* _DIRECTIONS FOR THIS TASK_: Give a verbatim quotation of every record.

* _STORED RECORDS_:
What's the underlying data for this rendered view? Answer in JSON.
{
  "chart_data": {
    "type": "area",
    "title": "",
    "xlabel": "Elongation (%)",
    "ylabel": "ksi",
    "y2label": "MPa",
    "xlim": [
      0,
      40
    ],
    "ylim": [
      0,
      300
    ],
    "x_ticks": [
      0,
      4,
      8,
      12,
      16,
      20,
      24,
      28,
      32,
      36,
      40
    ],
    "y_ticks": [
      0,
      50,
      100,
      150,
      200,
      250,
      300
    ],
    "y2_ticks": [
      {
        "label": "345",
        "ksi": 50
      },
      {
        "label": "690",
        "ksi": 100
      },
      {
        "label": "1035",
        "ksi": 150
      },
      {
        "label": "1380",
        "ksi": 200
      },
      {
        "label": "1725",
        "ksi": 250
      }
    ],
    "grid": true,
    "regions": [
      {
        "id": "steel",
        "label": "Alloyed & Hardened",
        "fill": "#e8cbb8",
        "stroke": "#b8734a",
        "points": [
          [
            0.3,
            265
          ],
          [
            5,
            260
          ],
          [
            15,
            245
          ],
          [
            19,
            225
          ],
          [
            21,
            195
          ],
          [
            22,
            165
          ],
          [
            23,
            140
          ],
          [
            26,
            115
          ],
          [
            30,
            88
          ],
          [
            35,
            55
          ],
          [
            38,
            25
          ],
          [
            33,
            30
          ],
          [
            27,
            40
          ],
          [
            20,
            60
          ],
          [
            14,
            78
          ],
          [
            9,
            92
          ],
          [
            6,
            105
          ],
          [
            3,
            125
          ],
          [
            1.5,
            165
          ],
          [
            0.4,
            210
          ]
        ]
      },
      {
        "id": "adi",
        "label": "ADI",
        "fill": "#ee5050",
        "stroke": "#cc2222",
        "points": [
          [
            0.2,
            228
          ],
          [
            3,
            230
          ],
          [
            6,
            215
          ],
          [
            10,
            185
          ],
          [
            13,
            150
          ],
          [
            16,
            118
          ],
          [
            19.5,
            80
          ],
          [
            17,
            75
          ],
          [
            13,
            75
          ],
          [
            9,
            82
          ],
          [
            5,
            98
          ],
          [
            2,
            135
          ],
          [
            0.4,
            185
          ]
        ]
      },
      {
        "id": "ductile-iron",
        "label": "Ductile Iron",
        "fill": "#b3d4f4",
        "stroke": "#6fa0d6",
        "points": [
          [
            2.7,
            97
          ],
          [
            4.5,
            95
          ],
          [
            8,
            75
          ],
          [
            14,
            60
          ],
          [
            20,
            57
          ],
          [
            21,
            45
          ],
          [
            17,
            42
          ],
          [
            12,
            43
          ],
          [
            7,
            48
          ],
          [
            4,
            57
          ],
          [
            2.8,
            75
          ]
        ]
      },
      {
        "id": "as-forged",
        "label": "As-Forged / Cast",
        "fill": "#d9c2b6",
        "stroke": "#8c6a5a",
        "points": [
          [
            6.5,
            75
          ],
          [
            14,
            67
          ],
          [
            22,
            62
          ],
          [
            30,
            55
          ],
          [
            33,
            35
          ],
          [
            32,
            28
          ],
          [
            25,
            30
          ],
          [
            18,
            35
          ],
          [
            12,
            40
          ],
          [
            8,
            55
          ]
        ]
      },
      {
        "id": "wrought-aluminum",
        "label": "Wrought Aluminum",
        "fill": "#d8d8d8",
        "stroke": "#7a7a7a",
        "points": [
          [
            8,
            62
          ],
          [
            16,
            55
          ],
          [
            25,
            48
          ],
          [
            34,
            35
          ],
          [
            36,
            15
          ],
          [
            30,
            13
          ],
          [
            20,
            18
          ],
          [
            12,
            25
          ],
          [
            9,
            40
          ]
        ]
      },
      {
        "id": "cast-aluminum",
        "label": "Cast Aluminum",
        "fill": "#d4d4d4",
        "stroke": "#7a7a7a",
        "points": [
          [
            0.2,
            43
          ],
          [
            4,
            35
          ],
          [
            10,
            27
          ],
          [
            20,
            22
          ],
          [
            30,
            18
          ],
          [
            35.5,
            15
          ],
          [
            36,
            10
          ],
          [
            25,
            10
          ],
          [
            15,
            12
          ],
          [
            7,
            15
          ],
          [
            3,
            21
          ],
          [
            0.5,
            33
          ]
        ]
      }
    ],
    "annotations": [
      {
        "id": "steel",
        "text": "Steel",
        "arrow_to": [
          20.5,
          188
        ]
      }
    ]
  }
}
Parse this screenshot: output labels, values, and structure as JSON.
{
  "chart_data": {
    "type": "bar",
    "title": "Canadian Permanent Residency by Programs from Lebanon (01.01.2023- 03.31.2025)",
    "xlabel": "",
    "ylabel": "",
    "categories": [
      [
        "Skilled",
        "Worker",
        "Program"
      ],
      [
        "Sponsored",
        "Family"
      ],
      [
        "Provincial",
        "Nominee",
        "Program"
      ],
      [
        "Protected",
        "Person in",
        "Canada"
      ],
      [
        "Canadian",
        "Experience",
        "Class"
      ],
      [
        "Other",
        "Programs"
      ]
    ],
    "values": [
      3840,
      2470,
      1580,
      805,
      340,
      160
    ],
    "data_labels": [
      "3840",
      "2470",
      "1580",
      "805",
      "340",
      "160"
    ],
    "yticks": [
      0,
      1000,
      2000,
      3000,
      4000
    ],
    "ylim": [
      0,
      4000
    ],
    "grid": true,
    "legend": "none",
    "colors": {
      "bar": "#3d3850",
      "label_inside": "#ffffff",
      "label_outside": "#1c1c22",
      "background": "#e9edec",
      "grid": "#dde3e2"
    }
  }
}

* _ANSWER FOR THIS EXERCISE_:
What's the underlying data for this rendered view? Answer in JSON.
{
  "chart_data": {
    "type": "area",
    "title": "",
    "xlabel": "Elongation (%)",
    "ylabel": "ksi",
    "y2label": "MPa",
    "xlim": [
      0,
      40
    ],
    "ylim": [
      0,
      300
    ],
    "x_ticks": [
      0,
      4,
      8,
      12,
      16,
      20,
      24,
      28,
      32,
      36,
      40
    ],
    "y_ticks": [
      0,
      50,
      100,
      150,
      200,
      250,
      300
    ],
    "y2_ticks": [
      {
        "label": "345",
        "ksi": 50
      },
      {
        "label": "690",
        "ksi": 100
      },
      {
        "label": "1035",
        "ksi": 150
      },
      {
        "label": "1380",
        "ksi": 200
      },
      {
        "label": "1725",
        "ksi": 250
      }
    ],
    "grid": true,
    "regions": [
      {
        "id": "steel",
        "label": "Alloyed & Hardened",
        "fill": "#e8cbb8",
        "stroke": "#b8734a",
        "points": [
          [
            0.3,
            265
          ],
          [
            5,
            260
          ],
          [
            15,
            245
          ],
          [
            19,
            225
          ],
          [
            21,
            195
          ],
          [
            22,
            165
          ],
          [
            23,
            140
          ],
          [
            26,
            115
          ],
          [
            30,
            88
          ],
          [
            35,
            55
          ],
          [
            38,
            25
          ],
          [
            33,
            30
          ],
          [
            27,
            40
          ],
          [
            20,
            60
          ],
          [
            14,
            78
          ],
          [
            9,
            92
          ],
          [
            6,
            105
          ],
          [
            3,
            125
          ],
          [
            1.5,
            165
          ],
          [
            0.4,
            210
          ]
        ]
      },
      {
        "id": "adi",
        "label": "ADI",
        "fill": "#ee5050",
        "stroke": "#cc2222",
        "points": [
          [
            0.2,
            228
          ],
          [
            3,
            230
          ],
          [
            6,
            215
          ],
          [
            10,
            185
          ],
          [
            13,
            150
          ],
          [
            16,
            118
          ],
          [
            19.5,
            80
          ],
          [
            17,
            75
          ],
          [
            13,
            75
          ],
          [
            9,
            82
          ],
          [
            5,
            98
          ],
          [
            2,
            135
          ],
          [
            0.4,
            185
          ]
        ]
      },
      {
        "id": "ductile-iron",
        "label": "Ductile Iron",
        "fill": "#b3d4f4",
        "stroke": "#6fa0d6",
        "points": [
          [
            2.7,
            97
          ],
          [
            4.5,
            95
          ],
          [
            8,
            75
          ],
          [
            14,
            60
          ],
          [
            20,
            57
          ],
          [
            21,
            45
          ],
          [
            17,
            42
          ],
          [
            12,
            43
          ],
          [
            7,
            48
          ],
          [
            4,
            57
          ],
          [
            2.8,
            75
          ]
        ]
      },
      {
        "id": "as-forged",
        "label": "As-Forged / Cast",
        "fill": "#d9c2b6",
        "stroke": "#8c6a5a",
        "points": [
          [
            6.5,
            75
          ],
          [
            14,
            67
          ],
          [
            22,
            62
          ],
          [
            30,
            55
          ],
          [
            33,
            35
          ],
          [
            32,
            28
          ],
          [
            25,
            30
          ],
          [
            18,
            35
          ],
          [
            12,
            40
          ],
          [
            8,
            55
          ]
        ]
      },
      {
        "id": "wrought-aluminum",
        "label": "Wrought Aluminum",
        "fill": "#d8d8d8",
        "stroke": "#7a7a7a",
        "points": [
          [
            8,
            62
          ],
          [
            16,
            55
          ],
          [
            25,
            48
          ],
          [
            34,
            35
          ],
          [
            36,
            15
          ],
          [
            30,
            13
          ],
          [
            20,
            18
          ],
          [
            12,
            25
          ],
          [
            9,
            40
          ]
        ]
      },
      {
        "id": "cast-aluminum",
        "label": "Cast Aluminum",
        "fill": "#d4d4d4",
        "stroke": "#7a7a7a",
        "points": [
          [
            0.2,
            43
          ],
          [
            4,
            35
          ],
          [
            10,
            27
          ],
          [
            20,
            22
          ],
          [
            30,
            18
          ],
          [
            35.5,
            15
          ],
          [
            36,
            10
          ],
          [
            25,
            10
          ],
          [
            15,
            12
          ],
          [
            7,
            15
          ],
          [
            3,
            21
          ],
          [
            0.5,
            33
          ]
        ]
      }
    ],
    "annotations": [
      {
        "id": "steel",
        "text": "Steel",
        "arrow_to": [
          20.5,
          188
        ]
      }
    ]
  }
}
Parse this screenshot: output labels, values, and structure as JSON.
{
  "chart_data": {
    "type": "bar",
    "title": "Canadian Permanent Residency by Programs from Lebanon (01.01.2023- 03.31.2025)",
    "xlabel": "",
    "ylabel": "",
    "categories": [
      [
        "Skilled",
        "Worker",
        "Program"
      ],
      [
        "Sponsored",
        "Family"
      ],
      [
        "Provincial",
        "Nominee",
        "Program"
      ],
      [
        "Protected",
        "Person in",
        "Canada"
      ],
      [
        "Canadian",
        "Experience",
        "Class"
      ],
      [
        "Other",
        "Programs"
      ]
    ],
    "values": [
      3840,
      2470,
      1580,
      805,
      340,
      160
    ],
    "data_labels": [
      "3840",
      "2470",
      "1580",
      "805",
      "340",
      "160"
    ],
    "yticks": [
      0,
      1000,
      2000,
      3000,
      4000
    ],
    "ylim": [
      0,
      4000
    ],
    "grid": true,
    "legend": "none",
    "colors": {
      "bar": "#3d3850",
      "label_inside": "#ffffff",
      "label_outside": "#1c1c22",
      "background": "#e9edec",
      "grid": "#dde3e2"
    }
  }
}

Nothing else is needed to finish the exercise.